## START Data

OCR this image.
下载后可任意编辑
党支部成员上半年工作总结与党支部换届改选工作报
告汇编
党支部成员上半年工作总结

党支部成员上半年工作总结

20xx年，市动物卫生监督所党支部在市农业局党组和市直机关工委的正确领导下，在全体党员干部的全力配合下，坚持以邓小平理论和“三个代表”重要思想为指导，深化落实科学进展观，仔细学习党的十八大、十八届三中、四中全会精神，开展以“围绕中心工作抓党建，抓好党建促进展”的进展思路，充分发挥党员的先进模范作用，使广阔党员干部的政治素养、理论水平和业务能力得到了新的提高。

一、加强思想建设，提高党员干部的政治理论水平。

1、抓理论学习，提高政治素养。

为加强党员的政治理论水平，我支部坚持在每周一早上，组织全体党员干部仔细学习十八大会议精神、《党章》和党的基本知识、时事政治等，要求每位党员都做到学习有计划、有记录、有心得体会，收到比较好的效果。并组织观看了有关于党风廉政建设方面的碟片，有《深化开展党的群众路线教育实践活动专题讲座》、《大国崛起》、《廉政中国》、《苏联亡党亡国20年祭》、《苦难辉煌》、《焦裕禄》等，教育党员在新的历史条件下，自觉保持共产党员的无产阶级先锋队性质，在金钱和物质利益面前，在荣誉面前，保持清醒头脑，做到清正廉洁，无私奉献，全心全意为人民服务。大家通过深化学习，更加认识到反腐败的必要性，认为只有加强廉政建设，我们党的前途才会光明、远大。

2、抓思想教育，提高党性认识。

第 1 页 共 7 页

## END Data

Task description: Extract each entry in full and write it down exactly.

Response to the task:
OCR this image.
下载后可任意编辑
党支部成员上半年工作总结与党支部换届改选工作报
告汇编
党支部成员上半年工作总结

党支部成员上半年工作总结

20xx年，市动物卫生监督所党支部在市农业局党组和市直机关工委的正确领导下，在全体党员干部的全力配合下，坚持以邓小平理论和“三个代表”重要思想为指导，深化落实科学进展观，仔细学习党的十八大、十八届三中、四中全会精神，开展以“围绕中心工作抓党建，抓好党建促进展”的进展思路，充分发挥党员的先进模范作用，使广阔党员干部的政治素养、理论水平和业务能力得到了新的提高。

一、加强思想建设，提高党员干部的政治理论水平。

1、抓理论学习，提高政治素养。

为加强党员的政治理论水平，我支部坚持在每周一早上，组织全体党员干部仔细学习十八大会议精神、《党章》和党的基本知识、时事政治等，要求每位党员都做到学习有计划、有记录、有心得体会，收到比较好的效果。并组织观看了有关于党风廉政建设方面的碟片，有《深化开展党的群众路线教育实践活动专题讲座》、《大国崛起》、《廉政中国》、《苏联亡党亡国20年祭》、《苦难辉煌》、《焦裕禄》等，教育党员在新的历史条件下，自觉保持共产党员的无产阶级先锋队性质，在金钱和物质利益面前，在荣誉面前，保持清醒头脑，做到清正廉洁，无私奉献，全心全意为人民服务。大家通过深化学习，更加认识到反腐败的必要性，认为只有加强廉政建设，我们党的前途才会光明、远大。

2、抓思想教育，提高党性认识。

第 1 页 共 7 页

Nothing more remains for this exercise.